■ **WHAT IS NEEDED**
Report only how many lines hold the word "величины".

■ **EXERCISE MATERIALS**
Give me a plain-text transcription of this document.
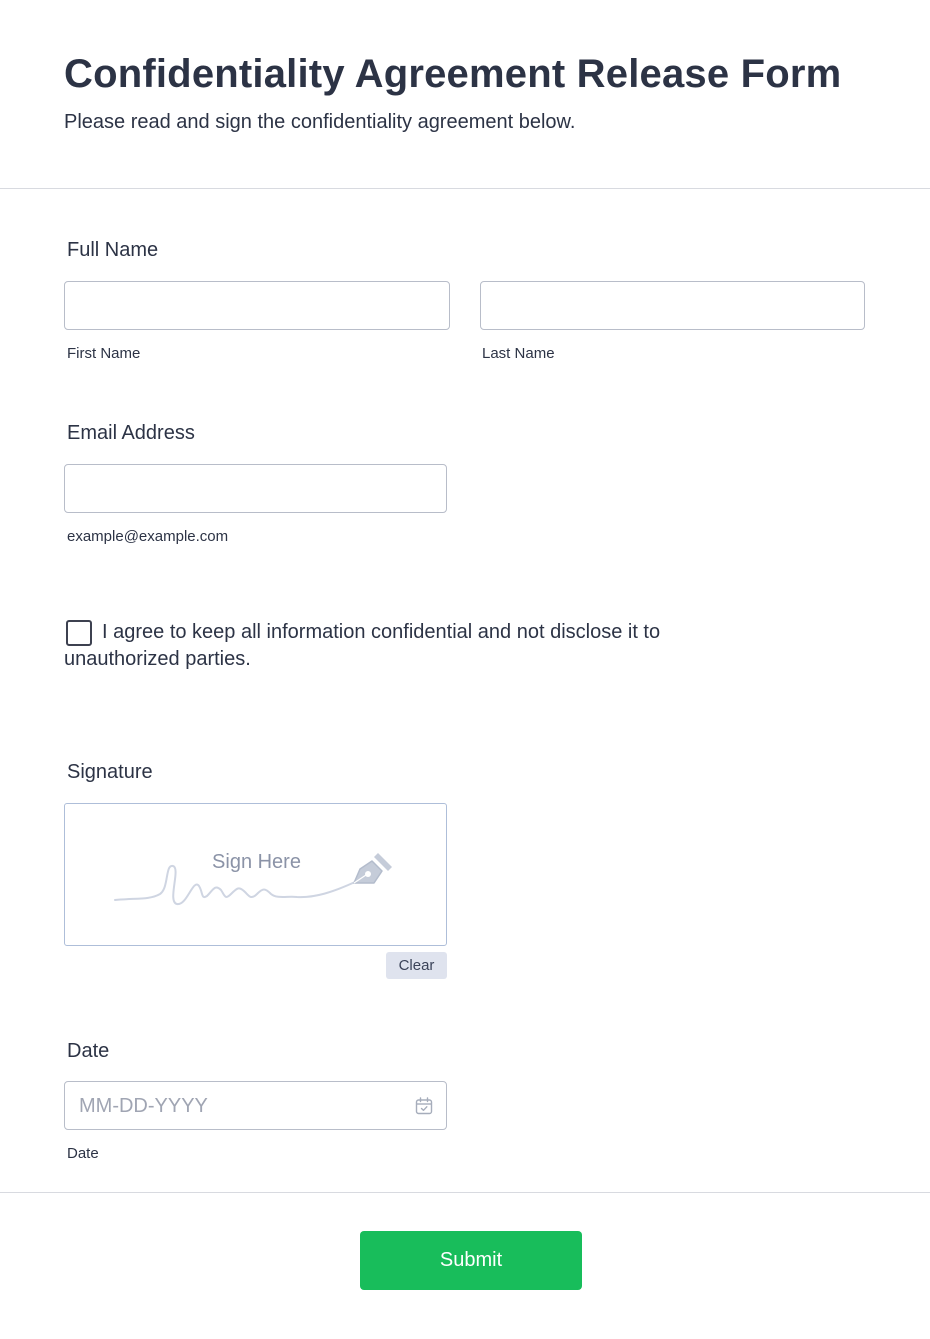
Confidentiality Agreement Release Form
Please read and sign the confidentiality agreement below.
Full Name
First Name	Last Name
Email Address
example@example.com
I agree to keep all information confidential and not disclose it to unauthorized parties.
Signature
Sign Here
Clear
Date
MM-DD-YYYY
Date
Submit
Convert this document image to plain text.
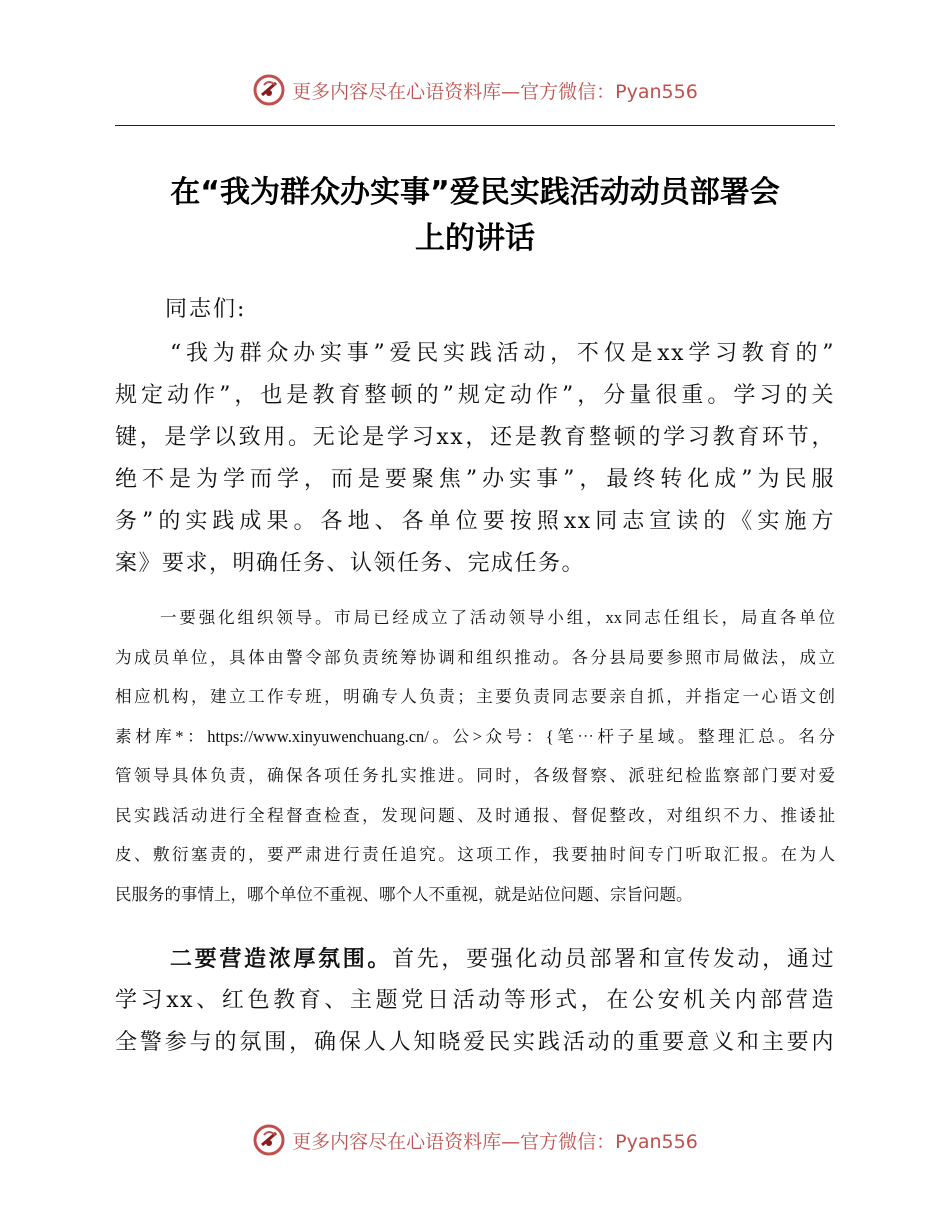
更多内容尽在心语资料库 —官方微信：Pyan556
在“我为群众办实事”爱民实践活动动员部署会
上的讲话
同志们:
“我为群众办实事”爱民实践活动，不仅是xx学习教育的”
规定动作”，也是教育整顿的”规定动作”，分量很重。学习的关
键，是学以致用。无论是学习xx，还是教育整顿的学习教育环节，
绝不是为学而学，而是要聚焦”办实事”，最终转化成”为民服
务”的实践成果。各地、各单位要按照xx同志宣读的《实施方
案》要求，明确任务、认领任务、完成任务。
一要强化组织领导。市局已经成立了活动领导小组，xx同志任组长，局直各单位
为成员单位，具体由警令部负责统筹协调和组织推动。各分县局要参照市局做法，成立
相应机构，建立工作专班，明确专人负责；主要负责同志要亲自抓，并指定一心语文创
素材库*：https://www.xinyuwenchuang.cn/。公>众号：{笔⋯杆子星域。整理汇总。名分
管领导具体负责，确保各项任务扎实推进。同时，各级督察、派驻纪检监察部门要对爱
民实践活动进行全程督查检查，发现问题、及时通报、督促整改，对组织不力、推诿扯
皮、敷衍塞责的，要严肃进行责任追究。这项工作，我要抽时间专门听取汇报。在为人
民服务的事情上，哪个单位不重视、哪个人不重视，就是站位问题、宗旨问题。
二要营造浓厚氛围。首先，要强化动员部署和宣传发动，通过
学习xx、红色教育、主题党日活动等形式，在公安机关内部营造
全警参与的氛围，确保人人知晓爱民实践活动的重要意义和主要内
更多内容尽在心语资料库 —官方微信：Pyan556
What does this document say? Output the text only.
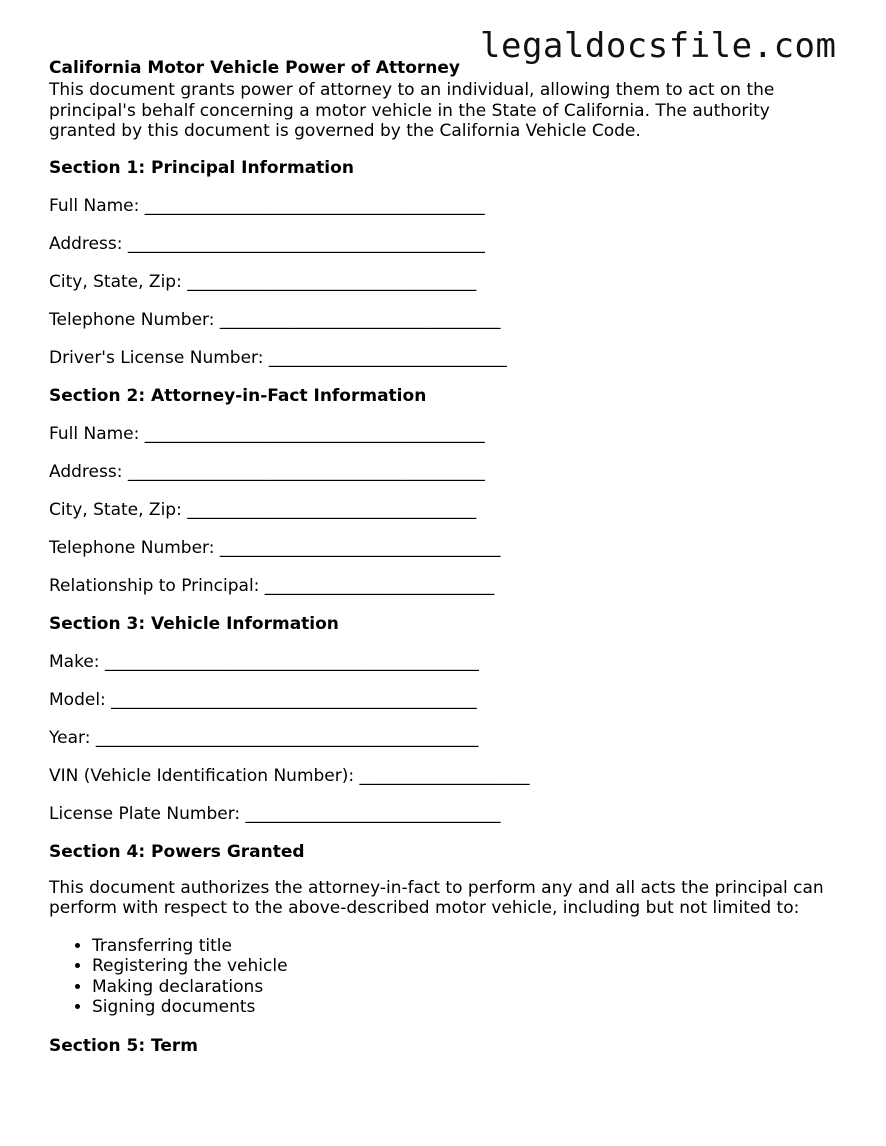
legaldocsfile.com
California Motor Vehicle Power of Attorney

This document grants power of attorney to an individual, allowing them to act on the principal's behalf concerning a motor vehicle in the State of California. The authority granted by this document is governed by the California Vehicle Code.

Section 1: Principal Information

Full Name: ________________________________________

Address: __________________________________________

City, State, Zip: __________________________________

Telephone Number: _________________________________

Driver's License Number: ____________________________

Section 2: Attorney-in-Fact Information

Full Name: ________________________________________

Address: __________________________________________

City, State, Zip: __________________________________

Telephone Number: _________________________________

Relationship to Principal: ___________________________

Section 3: Vehicle Information

Make: ____________________________________________

Model: ___________________________________________

Year: _____________________________________________

VIN (Vehicle Identification Number): ____________________

License Plate Number: ______________________________

Section 4: Powers Granted

This document authorizes the attorney-in-fact to perform any and all acts the principal can perform with respect to the above-described motor vehicle, including but not limited to:

• Transferring title
• Registering the vehicle
• Making declarations
• Signing documents
Section 5: Term
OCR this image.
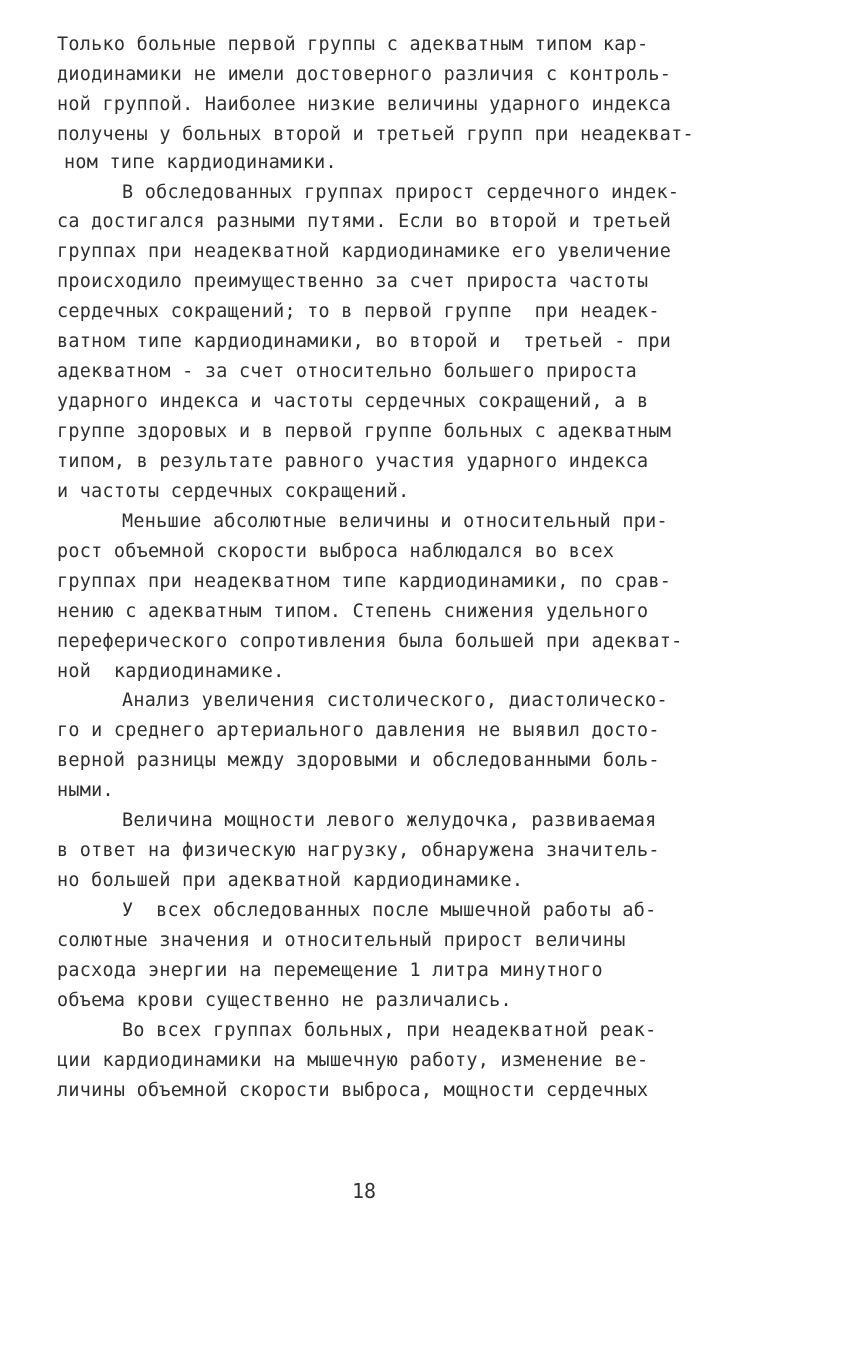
Только больные первой группы с адекватным типом кар-
диодинамики не имели достоверного различия с контроль-
ной группой. Наиболее низкие величины ударного индекса
получены у больных второй и третьей групп при неадекват-
ном типе кардиодинамики.
В обследованных группах прирост сердечного индек-
са достигался разными путями. Если во второй и третьей
группах при неадекватной кардиодинамике его увеличение
происходило преимущественно за счет прироста частоты
сердечных сокращений; то в первой группе  при неадек-
ватном типе кардиодинамики, во второй и  третьей - при
адекватном - за счет относительно большего прироста
ударного индекса и частоты сердечных сокращений, а в
группе здоровых и в первой группе больных с адекватным
типом, в результате равного участия ударного индекса
и частоты сердечных сокращений.
Меньшие абсолютные величины и относительный при-
рост объемной скорости выброса наблюдался во всех
группах при неадекватном типе кардиодинамики, по срав-
нению с адекватным типом. Степень снижения удельного
переферического сопротивления была большей при адекват-
ной  кардиодинамике.
Анализ увеличения систолического, диастолическо-
го и среднего артериального давления не выявил досто-
верной разницы между здоровыми и обследованными боль-
ными.
Величина мощности левого желудочка, развиваемая
в ответ на физическую нагрузку, обнаружена значитель-
но большей при адекватной кардиодинамике.
У  всех обследованных после мышечной работы аб-
солютные значения и относительный прирост величины
расхода энергии на перемещение 1 литра минутного
объема крови существенно не различались.
Во всех группах больных, при неадекватной реак-
ции кардиодинамики на мышечную работу, изменение ве-
личины объемной скорости выброса, мощности сердечных
18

■ **EXERCISE OUTPUT**
3